Render everything from the start of the listing down to and including the line containing "- paragraph-subtitle: 观看《警示教育学习资料》心得体会: [178, 237, 570, 265]" as a numbered list, omitting blank lines.

════════════════

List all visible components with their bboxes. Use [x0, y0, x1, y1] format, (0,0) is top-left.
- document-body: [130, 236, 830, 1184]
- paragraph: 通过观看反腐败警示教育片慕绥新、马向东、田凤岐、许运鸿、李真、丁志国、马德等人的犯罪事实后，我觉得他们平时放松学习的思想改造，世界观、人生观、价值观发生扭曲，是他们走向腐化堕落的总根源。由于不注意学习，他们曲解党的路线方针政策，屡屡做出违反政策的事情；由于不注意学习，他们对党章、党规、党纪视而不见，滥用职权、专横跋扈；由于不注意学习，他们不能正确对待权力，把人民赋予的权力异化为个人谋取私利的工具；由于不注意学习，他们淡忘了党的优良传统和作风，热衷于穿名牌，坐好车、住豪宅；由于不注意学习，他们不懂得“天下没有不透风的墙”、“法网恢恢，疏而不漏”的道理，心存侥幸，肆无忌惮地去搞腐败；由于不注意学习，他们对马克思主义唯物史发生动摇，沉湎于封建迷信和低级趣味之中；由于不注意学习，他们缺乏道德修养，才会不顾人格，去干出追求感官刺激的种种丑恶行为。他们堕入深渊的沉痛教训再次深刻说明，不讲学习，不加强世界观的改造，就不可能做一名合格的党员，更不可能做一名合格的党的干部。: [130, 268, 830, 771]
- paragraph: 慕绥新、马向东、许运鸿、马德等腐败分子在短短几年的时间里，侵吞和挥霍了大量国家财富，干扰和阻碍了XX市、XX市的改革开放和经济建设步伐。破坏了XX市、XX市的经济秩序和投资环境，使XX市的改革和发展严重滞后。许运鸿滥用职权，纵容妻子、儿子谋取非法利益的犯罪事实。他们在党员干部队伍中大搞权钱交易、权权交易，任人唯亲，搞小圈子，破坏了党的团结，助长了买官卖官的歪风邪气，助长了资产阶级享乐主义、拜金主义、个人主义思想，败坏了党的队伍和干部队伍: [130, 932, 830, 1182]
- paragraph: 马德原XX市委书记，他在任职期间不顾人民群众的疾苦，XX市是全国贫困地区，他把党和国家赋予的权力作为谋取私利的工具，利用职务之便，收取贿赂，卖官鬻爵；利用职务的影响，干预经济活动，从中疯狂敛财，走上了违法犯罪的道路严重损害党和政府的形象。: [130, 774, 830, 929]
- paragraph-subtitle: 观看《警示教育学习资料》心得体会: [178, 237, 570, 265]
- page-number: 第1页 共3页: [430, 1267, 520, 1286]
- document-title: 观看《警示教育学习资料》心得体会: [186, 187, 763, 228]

════════════════

_Full solution_
1. List all visible components with their bboxes. Use [x0, y0, x1, y1] format, (0,0) is top-left.
2. - document-body: [130, 236, 830, 1184]
3. - paragraph: 通过观看反腐败警示教育片慕绥新、马向东、田凤岐、许运鸿、李真、丁志国、马德等人的犯罪事实后，我觉得他们平时放松学习的思想改造，世界观、人生观、价值观发生扭曲，是他们走向腐化堕落的总根源。由于不注意学习，他们曲解党的路线方针政策，屡屡做出违反政策的事情；由于不注意学习，他们对党章、党规、党纪视而不见，滥用职权、专横跋扈；由于不注意学习，他们不能正确对待权力，把人民赋予的权力异化为个人谋取私利的工具；由于不注意学习，他们淡忘了党的优良传统和作风，热衷于穿名牌，坐好车、住豪宅；由于不注意学习，他们不懂得“天下没有不透风的墙”、“法网恢恢，疏而不漏”的道理，心存侥幸，肆无忌惮地去搞腐败；由于不注意学习，他们对马克思主义唯物史发生动摇，沉湎于封建迷信和低级趣味之中；由于不注意学习，他们缺乏道德修养，才会不顾人格，去干出追求感官刺激的种种丑恶行为。他们堕入深渊的沉痛教训再次深刻说明，不讲学习，不加强世界观的改造，就不可能做一名合格的党员，更不可能做一名合格的党的干部。: [130, 268, 830, 771]
4. - paragraph: 慕绥新、马向东、许运鸿、马德等腐败分子在短短几年的时间里，侵吞和挥霍了大量国家财富，干扰和阻碍了XX市、XX市的改革开放和经济建设步伐。破坏了XX市、XX市的经济秩序和投资环境，使XX市的改革和发展严重滞后。许运鸿滥用职权，纵容妻子、儿子谋取非法利益的犯罪事实。他们在党员干部队伍中大搞权钱交易、权权交易，任人唯亲，搞小圈子，破坏了党的团结，助长了买官卖官的歪风邪气，助长了资产阶级享乐主义、拜金主义、个人主义思想，败坏了党的队伍和干部队伍: [130, 932, 830, 1182]
5. - paragraph: 马德原XX市委书记，他在任职期间不顾人民群众的疾苦，XX市是全国贫困地区，他把党和国家赋予的权力作为谋取私利的工具，利用职务之便，收取贿赂，卖官鬻爵；利用职务的影响，干预经济活动，从中疯狂敛财，走上了违法犯罪的道路严重损害党和政府的形象。: [130, 774, 830, 929]
6. - paragraph-subtitle: 观看《警示教育学习资料》心得体会: [178, 237, 570, 265]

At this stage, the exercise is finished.